> The data
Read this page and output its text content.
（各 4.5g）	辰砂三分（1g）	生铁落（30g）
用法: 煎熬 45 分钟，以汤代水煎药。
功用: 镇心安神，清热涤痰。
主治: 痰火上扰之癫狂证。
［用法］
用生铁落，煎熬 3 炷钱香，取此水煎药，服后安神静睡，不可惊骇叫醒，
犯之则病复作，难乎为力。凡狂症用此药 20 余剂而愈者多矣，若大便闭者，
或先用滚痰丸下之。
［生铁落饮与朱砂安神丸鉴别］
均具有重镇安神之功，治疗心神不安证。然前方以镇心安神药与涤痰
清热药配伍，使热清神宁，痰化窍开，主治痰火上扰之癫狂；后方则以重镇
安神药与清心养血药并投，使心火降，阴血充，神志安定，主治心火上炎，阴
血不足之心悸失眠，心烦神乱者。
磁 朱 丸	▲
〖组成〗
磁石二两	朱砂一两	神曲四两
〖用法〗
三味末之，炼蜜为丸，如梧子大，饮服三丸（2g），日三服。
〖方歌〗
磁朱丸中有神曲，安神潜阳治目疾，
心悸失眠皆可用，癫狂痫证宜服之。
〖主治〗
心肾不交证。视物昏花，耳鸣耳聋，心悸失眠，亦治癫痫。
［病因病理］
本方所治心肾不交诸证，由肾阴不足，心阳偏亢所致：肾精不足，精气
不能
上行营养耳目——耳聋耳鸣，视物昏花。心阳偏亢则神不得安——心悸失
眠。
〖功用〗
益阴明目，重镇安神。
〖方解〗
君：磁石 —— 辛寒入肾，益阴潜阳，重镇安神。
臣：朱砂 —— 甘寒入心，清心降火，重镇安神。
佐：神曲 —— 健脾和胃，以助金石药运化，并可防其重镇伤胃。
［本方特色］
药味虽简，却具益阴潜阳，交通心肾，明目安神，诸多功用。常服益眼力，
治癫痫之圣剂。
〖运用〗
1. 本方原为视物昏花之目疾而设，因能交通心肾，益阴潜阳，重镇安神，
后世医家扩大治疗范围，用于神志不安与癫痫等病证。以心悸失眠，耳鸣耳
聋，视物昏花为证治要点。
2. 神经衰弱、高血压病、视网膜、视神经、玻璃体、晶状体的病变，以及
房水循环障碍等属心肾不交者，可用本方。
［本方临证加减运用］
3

> Stated goal
From the records above, extract every line exactly as it stands.

> Written solution
Read this page and output its text content.
（各 4.5g）	辰砂三分（1g）	生铁落（30g）
用法: 煎熬 45 分钟，以汤代水煎药。
功用: 镇心安神，清热涤痰。
主治: 痰火上扰之癫狂证。
［用法］
用生铁落，煎熬 3 炷钱香，取此水煎药，服后安神静睡，不可惊骇叫醒，
犯之则病复作，难乎为力。凡狂症用此药 20 余剂而愈者多矣，若大便闭者，
或先用滚痰丸下之。
［生铁落饮与朱砂安神丸鉴别］
均具有重镇安神之功，治疗心神不安证。然前方以镇心安神药与涤痰
清热药配伍，使热清神宁，痰化窍开，主治痰火上扰之癫狂；后方则以重镇
安神药与清心养血药并投，使心火降，阴血充，神志安定，主治心火上炎，阴
血不足之心悸失眠，心烦神乱者。
磁 朱 丸	▲
〖组成〗
磁石二两	朱砂一两	神曲四两
〖用法〗
三味末之，炼蜜为丸，如梧子大，饮服三丸（2g），日三服。
〖方歌〗
磁朱丸中有神曲，安神潜阳治目疾，
心悸失眠皆可用，癫狂痫证宜服之。
〖主治〗
心肾不交证。视物昏花，耳鸣耳聋，心悸失眠，亦治癫痫。
［病因病理］
本方所治心肾不交诸证，由肾阴不足，心阳偏亢所致：肾精不足，精气
不能
上行营养耳目——耳聋耳鸣，视物昏花。心阳偏亢则神不得安——心悸失
眠。
〖功用〗
益阴明目，重镇安神。
〖方解〗
君：磁石 —— 辛寒入肾，益阴潜阳，重镇安神。
臣：朱砂 —— 甘寒入心，清心降火，重镇安神。
佐：神曲 —— 健脾和胃，以助金石药运化，并可防其重镇伤胃。
［本方特色］
药味虽简，却具益阴潜阳，交通心肾，明目安神，诸多功用。常服益眼力，
治癫痫之圣剂。
〖运用〗
1. 本方原为视物昏花之目疾而设，因能交通心肾，益阴潜阳，重镇安神，
后世医家扩大治疗范围，用于神志不安与癫痫等病证。以心悸失眠，耳鸣耳
聋，视物昏花为证治要点。
2. 神经衰弱、高血压病、视网膜、视神经、玻璃体、晶状体的病变，以及
房水循环障碍等属心肾不交者，可用本方。
［本方临证加减运用］
3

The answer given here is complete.